Look over the entries that follow and work out how many lines contain "English". State the number only.

Dataset entries
* * *
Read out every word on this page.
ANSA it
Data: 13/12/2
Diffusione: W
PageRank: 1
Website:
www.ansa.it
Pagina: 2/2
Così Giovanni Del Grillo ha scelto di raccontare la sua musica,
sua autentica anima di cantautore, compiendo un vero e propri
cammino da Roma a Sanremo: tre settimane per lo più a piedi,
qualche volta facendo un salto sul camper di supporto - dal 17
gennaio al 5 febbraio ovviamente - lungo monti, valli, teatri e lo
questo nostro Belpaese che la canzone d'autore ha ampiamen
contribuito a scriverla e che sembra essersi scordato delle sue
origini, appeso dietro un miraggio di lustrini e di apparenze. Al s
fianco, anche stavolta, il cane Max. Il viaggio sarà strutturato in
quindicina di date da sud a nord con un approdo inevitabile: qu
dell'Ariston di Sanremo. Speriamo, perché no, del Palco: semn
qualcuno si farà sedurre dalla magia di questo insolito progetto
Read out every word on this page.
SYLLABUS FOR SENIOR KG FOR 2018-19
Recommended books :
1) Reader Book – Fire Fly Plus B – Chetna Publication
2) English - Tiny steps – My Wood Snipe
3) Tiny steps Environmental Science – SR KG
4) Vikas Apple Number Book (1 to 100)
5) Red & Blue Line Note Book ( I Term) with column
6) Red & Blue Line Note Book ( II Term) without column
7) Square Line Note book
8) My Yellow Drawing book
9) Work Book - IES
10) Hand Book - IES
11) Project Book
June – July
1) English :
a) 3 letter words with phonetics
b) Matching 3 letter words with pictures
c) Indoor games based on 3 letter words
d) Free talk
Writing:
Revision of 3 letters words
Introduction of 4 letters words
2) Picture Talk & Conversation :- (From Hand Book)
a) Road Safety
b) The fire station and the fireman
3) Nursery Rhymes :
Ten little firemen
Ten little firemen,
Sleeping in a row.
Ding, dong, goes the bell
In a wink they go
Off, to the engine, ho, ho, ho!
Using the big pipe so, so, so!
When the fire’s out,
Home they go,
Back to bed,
* * *
OUTPUT FOR THIS TASK
2